● SOURCE EXTRACT:
····················

The numbers reflect this exclusion. Census figures show Roma employment rates as low as 13.9 per cent in Bosnia and Herzegovina, around 20 per cent in Serbia and Montenegro, and just over 22 per cent in North Macedonia — all below even the modest 25 per cent regional Berlin Process target. Among young Roma, more than half are not in employment, education or training. Among women, the gap is even wider: just 38 per cent are employed, compared to 69 per cent of Roma men. And discrimination compounds every one of these figures: one in four Roma report being denied a job because of their ethnicity.

 

But when you look at who actually benefits from employment programmes, Roma participation is rarely more than symbolic. In Montenegro, fewer than 20 Roma per year access active labour market measures, mostly through short-term public works. In Serbia, participation has increased, but remains concentrated in low-impact schemes, with very limited access to employer-based training or stable jobs. In North Macedonia, stricter eligibility requirements, such as demanding secondary education for self-employment support, have sharply reduced Roma participation. The pattern is the same everywhere: the programmes most likely to lead to stable employment are the least accessible to those who need them most.

····················

● EXERCISE TASKS:
1 – Check each statement against the passage on Roma employment and answer yes or no, quoting the words from the passage that decide it: (a) Census figures put the Roma employment rate in Bosnia and Herzegovina as low as 13.9 percent. (b) Most young Roma are in employment, education or training. (c) In Montenegro, more than 100 Roma per year access active labor market measures.
2 – Carry on the passage about Roma employment in the Western Balkans, picking up right after its final sentence.
The material has nothing to do with the passage on Roma employment.

● Saved data entries:
····················

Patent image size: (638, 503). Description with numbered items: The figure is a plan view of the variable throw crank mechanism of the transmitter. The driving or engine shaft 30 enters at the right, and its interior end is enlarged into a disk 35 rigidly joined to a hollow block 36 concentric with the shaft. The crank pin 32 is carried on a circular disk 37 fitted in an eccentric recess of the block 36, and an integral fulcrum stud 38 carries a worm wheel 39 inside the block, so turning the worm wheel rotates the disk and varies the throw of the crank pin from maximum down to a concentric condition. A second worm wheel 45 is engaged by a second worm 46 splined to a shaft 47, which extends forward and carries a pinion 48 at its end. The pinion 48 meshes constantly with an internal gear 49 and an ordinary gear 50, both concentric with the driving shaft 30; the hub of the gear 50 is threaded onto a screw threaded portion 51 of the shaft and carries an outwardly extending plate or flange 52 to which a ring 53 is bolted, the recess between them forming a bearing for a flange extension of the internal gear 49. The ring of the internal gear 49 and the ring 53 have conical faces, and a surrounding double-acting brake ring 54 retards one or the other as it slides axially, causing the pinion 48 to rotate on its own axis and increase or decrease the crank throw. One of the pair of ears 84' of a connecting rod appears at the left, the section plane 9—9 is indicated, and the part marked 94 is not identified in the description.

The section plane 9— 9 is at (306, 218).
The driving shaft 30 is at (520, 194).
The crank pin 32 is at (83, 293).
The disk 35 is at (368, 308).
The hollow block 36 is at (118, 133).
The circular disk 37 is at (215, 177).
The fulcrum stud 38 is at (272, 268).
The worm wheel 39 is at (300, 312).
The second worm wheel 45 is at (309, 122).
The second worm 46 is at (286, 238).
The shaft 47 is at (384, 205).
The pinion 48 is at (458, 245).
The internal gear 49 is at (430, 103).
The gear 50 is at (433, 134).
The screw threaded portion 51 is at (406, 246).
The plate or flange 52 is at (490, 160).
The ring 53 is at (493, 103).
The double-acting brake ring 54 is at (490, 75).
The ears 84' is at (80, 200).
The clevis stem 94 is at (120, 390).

····················

● ANSWERS TO THE PROBLEMS:
1 –
(a) Yes: "Census figures show Roma employment rates as low as 13.9 per cent in Bosnia and Herzegovina"
(b) No: "Among young Roma, more than half are not in employment, education or training."
(c) No: "In Montenegro, fewer than 20 Roma per year access active labour market measures"

2 –
 

Part of the problem is that employers themselves are reluctant to take the risk. Hiring someone without formal qualifications, without previous registered employment, or without references is seen as uncertain and costly. That is exactly why reskilling and training programmes should exist. But in many countries, these programmes are only accessible through employers. A worker who wants to retrain often cannot access support independently. And an employer who is already hesitant to hire an unqualified worker is unlikely to initiate the process.

 

The result is paralysis. Employers wait for "ready" workers who do not exist. Excluded workers wait for opportunities they cannot access. Public money sits unused in between.

 

This paralysis carries a measurable economic cost. Closing the Roma employment gap could generate up to two billion euros in additional productivity across the region each year, alongside hundreds of millions in fiscal gains. At a time when governments are searching for growth, this should not be treated as a minority issue or a social policy topic. It is an economic issue.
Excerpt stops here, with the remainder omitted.